● WORK INSTRUCTION A:
Write out the governance reading message verbatim, from "The IPython governance" up to and including "plane, maybe :-).".
● WORK INSTRUCTION B:
Extend the governance reading message, picking up right after its final sentence.

● TEXT SECTION:
[Numpy-discussion] Readings about governance and decision making for F/OSS projects

Nathaniel Smith njs at pobox.com
Fri Jul 3 19:47:32 EDT 2015


Hi all,

As discussed on the call yesterday, here's some links to background
reading on F/OSS project governance, to use as background reading for
our discussion Tuesday. There's a lot out there, but here are the two
I think are the most important/relevant:

The classic book on running a F/OSS project is Karl Fogel's "Producing
OSS", which is available free online. Chapter 4 is the relevant one
for this topic (though the whole book is worth reading):
  http://producingoss.com/en/producingoss.html#social-infrastructure

The IPython governance documents are here:
  https://github.com/ipython/ipython/wiki/IPEP-29:-Project-Governance

I think it will give us a really good start on Tuesday if everyone is
able to find the time to read Chapter 4 + IPEP 29 ahead of time.
Something to do on the plane, maybe :-).

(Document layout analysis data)

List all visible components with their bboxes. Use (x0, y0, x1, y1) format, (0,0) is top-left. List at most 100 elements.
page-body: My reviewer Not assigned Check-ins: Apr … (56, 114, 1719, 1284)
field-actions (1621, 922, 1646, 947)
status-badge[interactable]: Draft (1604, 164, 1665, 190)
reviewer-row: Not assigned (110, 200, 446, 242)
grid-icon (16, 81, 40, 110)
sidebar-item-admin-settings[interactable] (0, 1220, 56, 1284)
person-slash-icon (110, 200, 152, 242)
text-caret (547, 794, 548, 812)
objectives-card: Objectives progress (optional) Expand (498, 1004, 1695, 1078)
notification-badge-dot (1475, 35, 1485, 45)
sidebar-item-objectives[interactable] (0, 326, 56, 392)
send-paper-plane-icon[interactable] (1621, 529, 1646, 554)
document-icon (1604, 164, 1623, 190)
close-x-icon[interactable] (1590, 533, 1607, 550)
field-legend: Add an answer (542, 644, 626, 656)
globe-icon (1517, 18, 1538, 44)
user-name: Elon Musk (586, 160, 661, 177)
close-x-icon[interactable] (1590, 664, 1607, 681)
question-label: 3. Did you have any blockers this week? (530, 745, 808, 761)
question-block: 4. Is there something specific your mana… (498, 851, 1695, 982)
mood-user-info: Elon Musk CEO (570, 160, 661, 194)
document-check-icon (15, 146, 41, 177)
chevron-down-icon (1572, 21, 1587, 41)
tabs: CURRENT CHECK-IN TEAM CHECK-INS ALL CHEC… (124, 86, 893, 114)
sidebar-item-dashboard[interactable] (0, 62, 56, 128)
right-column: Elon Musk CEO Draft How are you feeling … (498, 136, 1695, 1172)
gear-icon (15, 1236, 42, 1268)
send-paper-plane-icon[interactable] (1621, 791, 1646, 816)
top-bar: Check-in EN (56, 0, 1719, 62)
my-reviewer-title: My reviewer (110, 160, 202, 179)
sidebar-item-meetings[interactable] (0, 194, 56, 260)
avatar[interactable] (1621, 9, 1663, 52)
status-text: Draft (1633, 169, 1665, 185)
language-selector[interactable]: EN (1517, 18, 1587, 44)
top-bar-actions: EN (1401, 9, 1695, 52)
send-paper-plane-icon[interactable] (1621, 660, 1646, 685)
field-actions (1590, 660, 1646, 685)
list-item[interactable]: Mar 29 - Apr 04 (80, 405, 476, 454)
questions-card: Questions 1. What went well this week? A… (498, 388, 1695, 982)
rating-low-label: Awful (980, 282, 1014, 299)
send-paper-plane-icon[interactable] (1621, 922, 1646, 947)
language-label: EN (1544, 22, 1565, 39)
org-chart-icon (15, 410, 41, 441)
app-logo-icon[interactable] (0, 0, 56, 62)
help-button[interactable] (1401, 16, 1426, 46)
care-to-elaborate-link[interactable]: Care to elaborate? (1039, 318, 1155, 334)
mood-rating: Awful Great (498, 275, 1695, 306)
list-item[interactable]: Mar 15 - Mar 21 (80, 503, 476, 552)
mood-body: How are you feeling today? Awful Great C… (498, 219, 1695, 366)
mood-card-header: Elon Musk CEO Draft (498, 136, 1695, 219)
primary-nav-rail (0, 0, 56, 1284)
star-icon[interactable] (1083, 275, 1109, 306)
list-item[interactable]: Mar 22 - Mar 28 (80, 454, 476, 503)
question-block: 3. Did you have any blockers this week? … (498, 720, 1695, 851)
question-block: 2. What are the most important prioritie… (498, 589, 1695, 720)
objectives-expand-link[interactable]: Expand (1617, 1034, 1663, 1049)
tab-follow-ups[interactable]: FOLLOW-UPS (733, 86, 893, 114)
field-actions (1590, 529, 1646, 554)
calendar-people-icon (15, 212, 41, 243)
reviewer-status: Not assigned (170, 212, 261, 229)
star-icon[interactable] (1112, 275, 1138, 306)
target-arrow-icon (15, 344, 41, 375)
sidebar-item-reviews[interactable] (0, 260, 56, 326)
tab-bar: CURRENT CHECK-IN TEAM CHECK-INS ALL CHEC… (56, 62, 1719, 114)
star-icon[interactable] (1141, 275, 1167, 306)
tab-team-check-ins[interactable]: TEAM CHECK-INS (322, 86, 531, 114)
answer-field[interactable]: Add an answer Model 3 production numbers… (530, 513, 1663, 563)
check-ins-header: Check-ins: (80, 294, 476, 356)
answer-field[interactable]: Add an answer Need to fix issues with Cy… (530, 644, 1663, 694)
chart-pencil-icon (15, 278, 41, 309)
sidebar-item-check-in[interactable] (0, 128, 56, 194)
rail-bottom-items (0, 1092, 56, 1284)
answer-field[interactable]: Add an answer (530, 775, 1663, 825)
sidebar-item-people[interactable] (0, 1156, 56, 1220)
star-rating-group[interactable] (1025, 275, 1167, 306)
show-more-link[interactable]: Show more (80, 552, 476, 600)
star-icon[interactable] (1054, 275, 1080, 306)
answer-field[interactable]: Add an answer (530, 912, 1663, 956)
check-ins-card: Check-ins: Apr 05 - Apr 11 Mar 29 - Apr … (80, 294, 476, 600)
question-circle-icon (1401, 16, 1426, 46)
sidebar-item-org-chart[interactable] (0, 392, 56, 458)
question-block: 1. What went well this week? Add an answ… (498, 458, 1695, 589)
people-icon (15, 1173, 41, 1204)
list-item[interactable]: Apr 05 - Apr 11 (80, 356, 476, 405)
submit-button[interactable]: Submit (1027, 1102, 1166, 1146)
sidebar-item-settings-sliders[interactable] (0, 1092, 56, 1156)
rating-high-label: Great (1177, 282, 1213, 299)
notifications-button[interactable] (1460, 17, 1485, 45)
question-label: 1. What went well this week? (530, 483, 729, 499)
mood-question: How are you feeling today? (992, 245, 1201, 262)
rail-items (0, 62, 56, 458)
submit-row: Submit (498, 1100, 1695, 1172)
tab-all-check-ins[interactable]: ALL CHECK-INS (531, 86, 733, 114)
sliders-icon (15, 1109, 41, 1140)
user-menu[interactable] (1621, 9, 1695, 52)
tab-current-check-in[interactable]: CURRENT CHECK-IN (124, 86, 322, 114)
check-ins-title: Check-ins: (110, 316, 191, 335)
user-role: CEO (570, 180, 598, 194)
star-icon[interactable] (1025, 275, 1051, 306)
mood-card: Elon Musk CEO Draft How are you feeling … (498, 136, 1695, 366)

● OUTPUT A:
The IPython governance documents are here:
  https://github.com/ipython/ipython/wiki/IPEP-29:-Project-Governance

I think it will give us a really good start on Tuesday if everyone is
able to find the time to read Chapter 4 + IPEP 29 ahead of time.
Something to do on the plane, maybe :-).

● OUTPUT B:
---

For extra credit, some less crucial links that still might be
interesting (and give something of a sense of the range of options):

The Apache voting system:
  http://www.apache.org/foundation/voting.html

The GNOME foundation's governance documents:
  https://www.gnome.org/foundation/governance/

The Debian constitution, esp. section 6 (the technical committee):
  https://www.debian.org/devel/constitution
  https://www.debian.org/devel/tech-ctte

The GCC steering committee:
  https://www.gnu.org/software/gcc/steering.html

The Node.JS foundation (interesting case -- a foundation in the
process of bootstrapping in order to resolve a fork triggered by
conflict between outside contributors and the company that started the
project):
  https://nodejs.org/foundation/

Jono Bacon's book "The Art of Community", also available free online:
  http://artofcommunityonline.org/Art_of_Community_Second_Edition.pdf
The governance chapter here is much more oriented towards Ubuntu-sized
projects with hundreds-to-thousands of contributors, so not as
relevant for us, but it still contains lots of interesting stuff.

If you have other links on this topic that you are think are
interesting, please add them to the thread!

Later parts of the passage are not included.